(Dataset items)
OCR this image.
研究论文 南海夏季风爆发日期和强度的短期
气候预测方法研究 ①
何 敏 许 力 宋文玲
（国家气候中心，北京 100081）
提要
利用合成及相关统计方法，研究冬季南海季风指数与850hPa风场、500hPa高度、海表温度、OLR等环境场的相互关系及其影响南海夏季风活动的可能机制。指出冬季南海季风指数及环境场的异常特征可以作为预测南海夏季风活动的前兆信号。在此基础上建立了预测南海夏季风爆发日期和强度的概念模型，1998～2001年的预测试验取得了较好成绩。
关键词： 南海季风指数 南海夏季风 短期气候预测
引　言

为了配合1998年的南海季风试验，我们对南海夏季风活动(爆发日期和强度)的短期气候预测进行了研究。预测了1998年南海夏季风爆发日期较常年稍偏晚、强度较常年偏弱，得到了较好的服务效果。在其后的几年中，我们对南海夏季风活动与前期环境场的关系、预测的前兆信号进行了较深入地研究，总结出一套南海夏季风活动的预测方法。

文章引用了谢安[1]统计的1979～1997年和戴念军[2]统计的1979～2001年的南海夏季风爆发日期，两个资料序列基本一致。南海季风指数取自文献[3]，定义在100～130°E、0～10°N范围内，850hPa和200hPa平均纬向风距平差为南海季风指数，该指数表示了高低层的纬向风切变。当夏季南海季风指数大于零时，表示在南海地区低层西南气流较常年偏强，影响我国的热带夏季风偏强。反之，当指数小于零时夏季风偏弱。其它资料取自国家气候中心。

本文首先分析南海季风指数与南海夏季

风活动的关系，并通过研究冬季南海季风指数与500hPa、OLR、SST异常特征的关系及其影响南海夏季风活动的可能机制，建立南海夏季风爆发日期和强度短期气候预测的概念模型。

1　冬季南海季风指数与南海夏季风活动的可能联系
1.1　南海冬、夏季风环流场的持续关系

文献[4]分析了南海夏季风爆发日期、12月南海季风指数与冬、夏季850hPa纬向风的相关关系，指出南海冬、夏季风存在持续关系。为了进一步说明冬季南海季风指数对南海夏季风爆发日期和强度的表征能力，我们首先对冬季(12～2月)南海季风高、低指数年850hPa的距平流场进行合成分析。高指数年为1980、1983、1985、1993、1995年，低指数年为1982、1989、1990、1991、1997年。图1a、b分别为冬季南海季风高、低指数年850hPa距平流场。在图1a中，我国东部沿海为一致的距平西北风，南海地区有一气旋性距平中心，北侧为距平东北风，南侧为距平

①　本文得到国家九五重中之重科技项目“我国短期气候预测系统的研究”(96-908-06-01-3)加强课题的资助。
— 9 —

**Your objective**
Reproduce the full set of records precisely.

**Finished answer**
OCR this image.
研究论文 南海夏季风爆发日期和强度的短期
气候预测方法研究 ①
何 敏 许 力 宋文玲
（国家气候中心，北京 100081）
提要
利用合成及相关统计方法，研究冬季南海季风指数与850hPa风场、500hPa高度、海表温度、OLR等环境场的相互关系及其影响南海夏季风活动的可能机制。指出冬季南海季风指数及环境场的异常特征可以作为预测南海夏季风活动的前兆信号。在此基础上建立了预测南海夏季风爆发日期和强度的概念模型，1998～2001年的预测试验取得了较好成绩。
关键词： 南海季风指数 南海夏季风 短期气候预测
引　言

为了配合1998年的南海季风试验，我们对南海夏季风活动(爆发日期和强度)的短期气候预测进行了研究。预测了1998年南海夏季风爆发日期较常年稍偏晚、强度较常年偏弱，得到了较好的服务效果。在其后的几年中，我们对南海夏季风活动与前期环境场的关系、预测的前兆信号进行了较深入地研究，总结出一套南海夏季风活动的预测方法。

文章引用了谢安[1]统计的1979～1997年和戴念军[2]统计的1979～2001年的南海夏季风爆发日期，两个资料序列基本一致。南海季风指数取自文献[3]，定义在100～130°E、0～10°N范围内，850hPa和200hPa平均纬向风距平差为南海季风指数，该指数表示了高低层的纬向风切变。当夏季南海季风指数大于零时，表示在南海地区低层西南气流较常年偏强，影响我国的热带夏季风偏强。反之，当指数小于零时夏季风偏弱。其它资料取自国家气候中心。

本文首先分析南海季风指数与南海夏季

风活动的关系，并通过研究冬季南海季风指数与500hPa、OLR、SST异常特征的关系及其影响南海夏季风活动的可能机制，建立南海夏季风爆发日期和强度短期气候预测的概念模型。

1　冬季南海季风指数与南海夏季风活动的可能联系
1.1　南海冬、夏季风环流场的持续关系

文献[4]分析了南海夏季风爆发日期、12月南海季风指数与冬、夏季850hPa纬向风的相关关系，指出南海冬、夏季风存在持续关系。为了进一步说明冬季南海季风指数对南海夏季风爆发日期和强度的表征能力，我们首先对冬季(12～2月)南海季风高、低指数年850hPa的距平流场进行合成分析。高指数年为1980、1983、1985、1993、1995年，低指数年为1982、1989、1990、1991、1997年。图1a、b分别为冬季南海季风高、低指数年850hPa距平流场。在图1a中，我国东部沿海为一致的距平西北风，南海地区有一气旋性距平中心，北侧为距平东北风，南侧为距平

①　本文得到国家九五重中之重科技项目“我国短期气候预测系统的研究”(96-908-06-01-3)加强课题的资助。
— 9 —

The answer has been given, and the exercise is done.